WHAT TO WORK ON: Retype nothing but the lines running from the line that contains "Type out the text in this image." to the last line, both ends included, and skip every image.

EXERCISE DATA:
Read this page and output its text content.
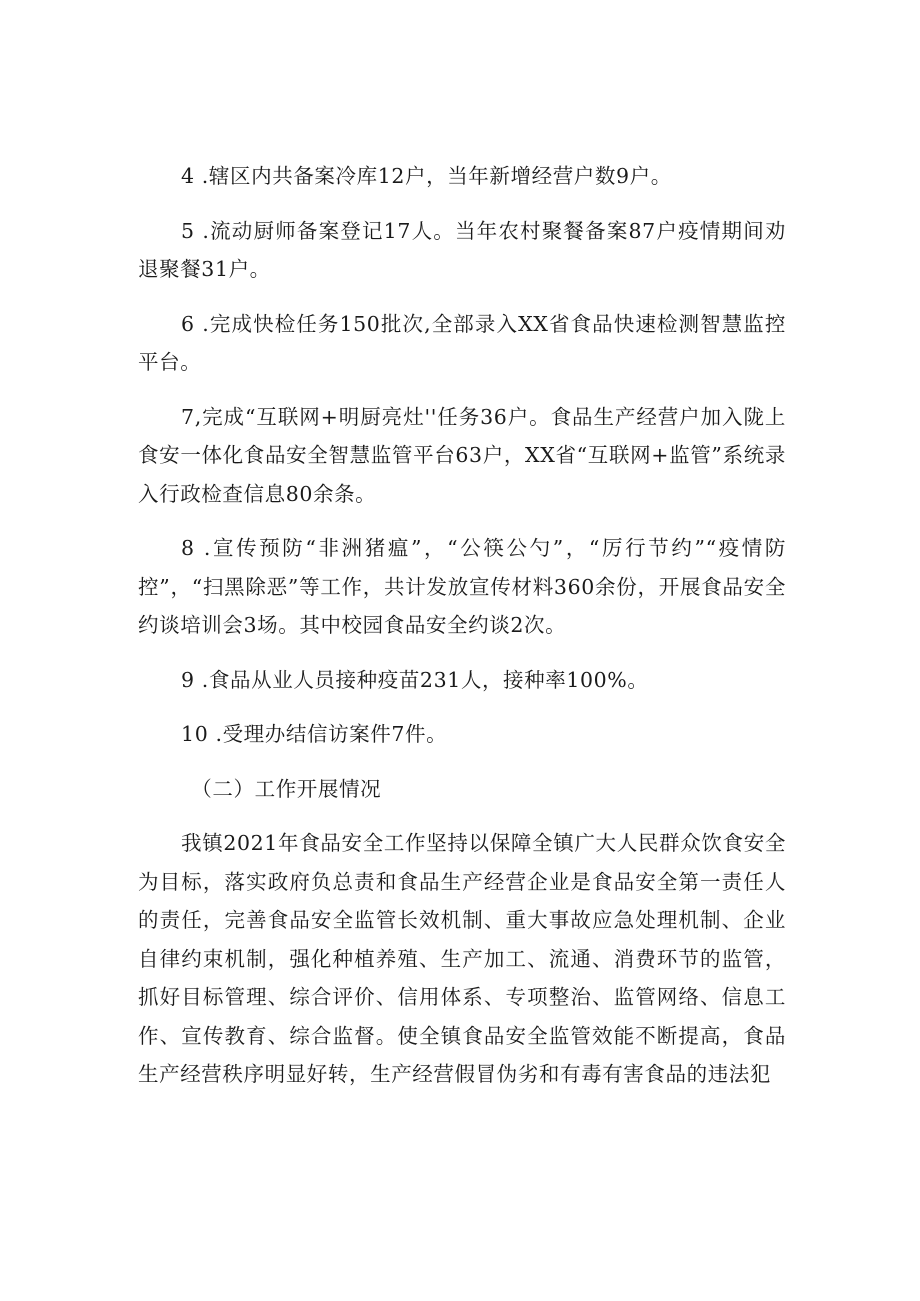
4 .辖区内共备案冷库12户，当年新增经营户数9户。

5 .流动厨师备案登记17人。当年农村聚餐备案87户疫情期间劝退聚餐31户。

6 .完成快检任务150批次,全部录入XX省食品快速检测智慧监控平台。

7,完成“互联网+明厨亮灶''任务36户。食品生产经营户加入陇上食安一体化食品安全智慧监管平台63户，XX省“互联网+监管”系统录入行政检查信息80余条。

8 .宣传预防“非洲猪瘟”，“公筷公勺”，“厉行节约”“疫情防控”，“扫黑除恶”等工作，共计发放宣传材料360余份，开展食品安全约谈培训会3场。其中校园食品安全约谈2次。

9 .食品从业人员接种疫苗231人，接种率100%。

10 .受理办结信访案件7件。

（二）工作开展情况

我镇2021年食品安全工作坚持以保障全镇广大人民群众饮食安全为目标，落实政府负总责和食品生产经营企业是食品安全第一责任人的责任，完善食品安全监管长效机制、重大事故应急处理机制、企业自律约束机制，强化种植养殖、生产加工、流通、消费环节的监管，抓好目标管理、综合评价、信用体系、专项整治、监管网络、信息工作、宣传教育、综合监督。使全镇食品安全监管效能不断提高，食品生产经营秩序明显好转，生产经营假冒伪劣和有毒有害食品的违法犯
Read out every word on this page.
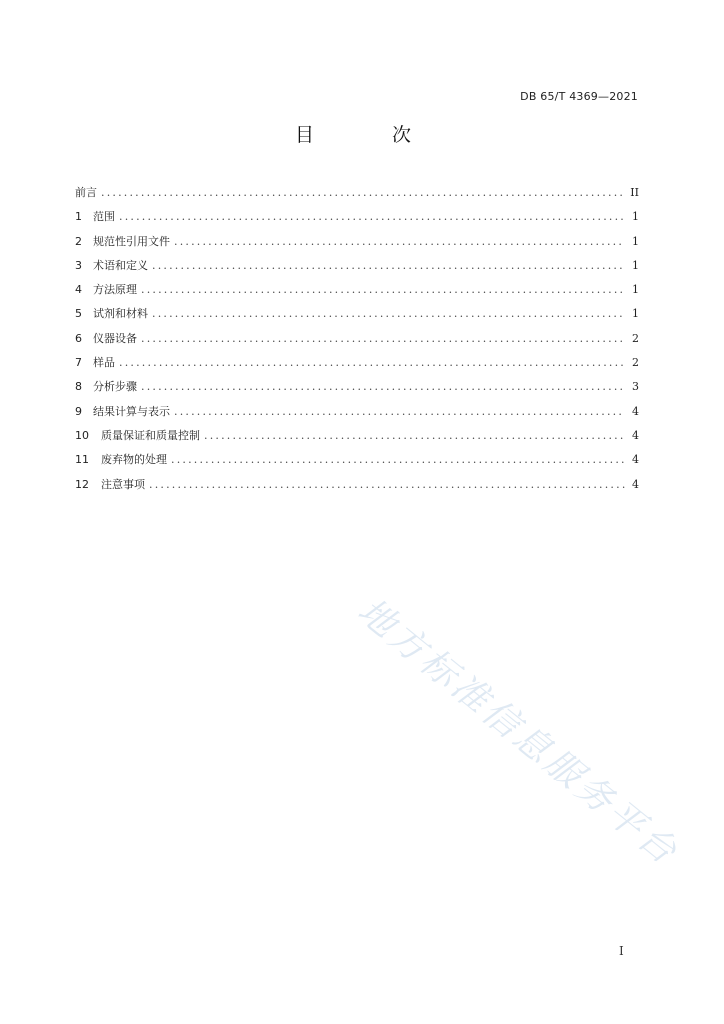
DB 65/T 4369—2021
目 次
前言 .....	II
1	范围 .....	1
2	规范性引用文件 .....	1
3	术语和定义 .....	1
4	方法原理 .....	1
5	试剂和材料 .....	1
6	仪器设备 .....	2
7	样品 .....	2
8	分析步骤 .....	3
9	结果计算与表示 .....	4
10	质量保证和质量控制 .....	4
11	废弃物的处理 .....	4
12	注意事项 .....	4
地方标准信息服务平台
I
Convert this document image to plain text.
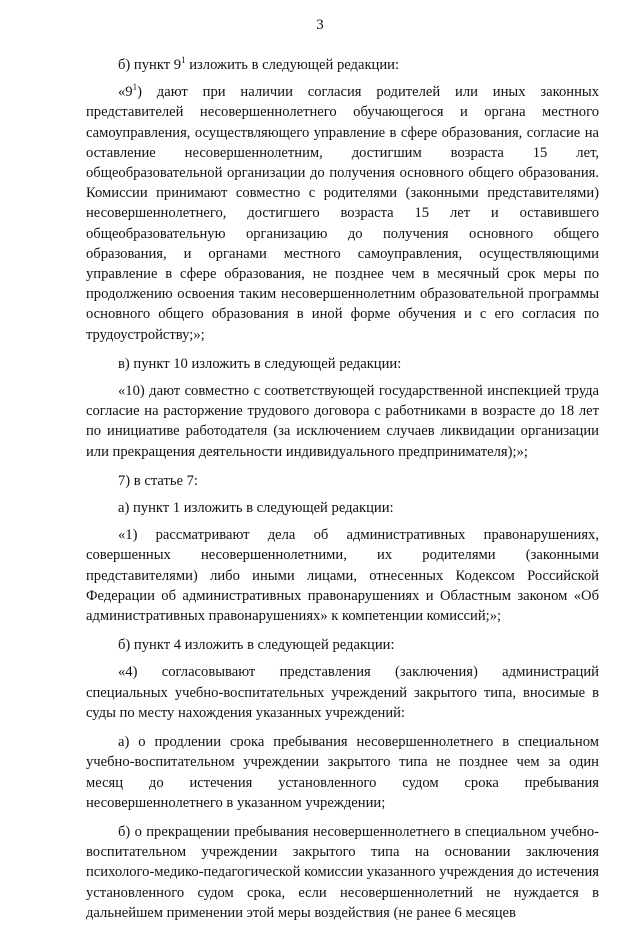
3

б) пункт $9^1$ изложить в следующей редакции:

«$9^1$) дают при наличии согласия родителей или иных законных представителей несовершеннолетнего обучающегося и органа местного самоуправления, осуществляющего управление в сфере образования, согласие на оставление несовершеннолетним, достигшим возраста 15 лет, общеобразовательной организации до получения основного общего образования. Комиссии принимают совместно с родителями (законными представителями) несовершеннолетнего, достигшего возраста 15 лет и оставившего общеобразовательную организацию до получения основного общего образования, и органами местного самоуправления, осуществляющими управление в сфере образования, не позднее чем в месячный срок меры по продолжению освоения таким несовершеннолетним образовательной программы основного общего образования в иной форме обучения и с его согласия по трудоустройству;»;

в) пункт 10 изложить в следующей редакции:

«10) дают совместно с соответствующей государственной инспекцией труда согласие на расторжение трудового договора с работниками в возрасте до 18 лет по инициативе работодателя (за исключением случаев ликвидации организации или прекращения деятельности индивидуального предпринимателя);»;

7) в статье 7:

а) пункт 1 изложить в следующей редакции:

«1) рассматривают дела об административных правонарушениях, совершенных несовершеннолетними, их родителями (законными представителями) либо иными лицами, отнесенных Кодексом Российской Федерации об административных правонарушениях и Областным законом «Об административных правонарушениях» к компетенции комиссий;»;

б) пункт 4 изложить в следующей редакции:

«4) согласовывают представления (заключения) администраций специальных учебно-воспитательных учреждений закрытого типа, вносимые в суды по месту нахождения указанных учреждений:

а) о продлении срока пребывания несовершеннолетнего в специальном учебно-воспитательном учреждении закрытого типа не позднее чем за один месяц до истечения установленного судом срока пребывания несовершеннолетнего в указанном учреждении;

б) о прекращении пребывания несовершеннолетнего в специальном учебно-воспитательном учреждении закрытого типа на основании заключения психолого-медико-педагогической комиссии указанного учреждения до истечения установленного судом срока, если несовершеннолетний не нуждается в дальнейшем применении этой меры воздействия (не ранее 6 месяцев
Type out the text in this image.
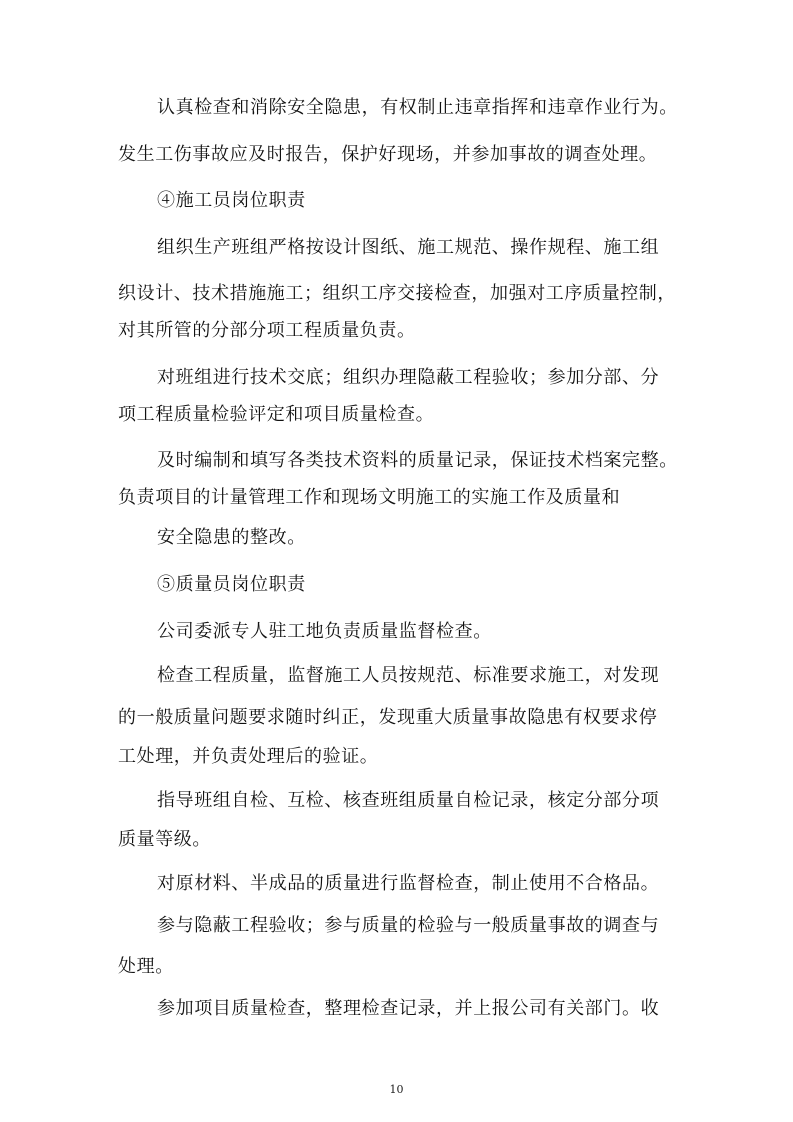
认真检查和消除安全隐患，有权制止违章指挥和违章作业行为。
发生工伤事故应及时报告，保护好现场，并参加事故的调查处理。
④施工员岗位职责
组织生产班组严格按设计图纸、施工规范、操作规程、施工组
织设计、技术措施施工；组织工序交接检查，加强对工序质量控制，
对其所管的分部分项工程质量负责。
对班组进行技术交底；组织办理隐蔽工程验收；参加分部、分
项工程质量检验评定和项目质量检查。
及时编制和填写各类技术资料的质量记录，保证技术档案完整。
负责项目的计量管理工作和现场文明施工的实施工作及质量和
安全隐患的整改。
⑤质量员岗位职责
公司委派专人驻工地负责质量监督检查。
检查工程质量，监督施工人员按规范、标准要求施工，对发现
的一般质量问题要求随时纠正，发现重大质量事故隐患有权要求停
工处理，并负责处理后的验证。
指导班组自检、互检、核查班组质量自检记录，核定分部分项
质量等级。
对原材料、半成品的质量进行监督检查，制止使用不合格品。
参与隐蔽工程验收；参与质量的检验与一般质量事故的调查与
处理。
参加项目质量检查，整理检查记录，并上报公司有关部门。收
10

WRITTEN RESPONSE:
Type out the text in this image.
认真检查和消除安全隐患，有权制止违章指挥和违章作业行为。
发生工伤事故应及时报告，保护好现场，并参加事故的调查处理。
④施工员岗位职责
组织生产班组严格按设计图纸、施工规范、操作规程、施工组
织设计、技术措施施工；组织工序交接检查，加强对工序质量控制，
对其所管的分部分项工程质量负责。
对班组进行技术交底；组织办理隐蔽工程验收；参加分部、分
项工程质量检验评定和项目质量检查。
及时编制和填写各类技术资料的质量记录，保证技术档案完整。
负责项目的计量管理工作和现场文明施工的实施工作及质量和
安全隐患的整改。
⑤质量员岗位职责
公司委派专人驻工地负责质量监督检查。
检查工程质量，监督施工人员按规范、标准要求施工，对发现
的一般质量问题要求随时纠正，发现重大质量事故隐患有权要求停
工处理，并负责处理后的验证。
指导班组自检、互检、核查班组质量自检记录，核定分部分项
质量等级。
对原材料、半成品的质量进行监督检查，制止使用不合格品。
参与隐蔽工程验收；参与质量的检验与一般质量事故的调查与
处理。
参加项目质量检查，整理检查记录，并上报公司有关部门。收
10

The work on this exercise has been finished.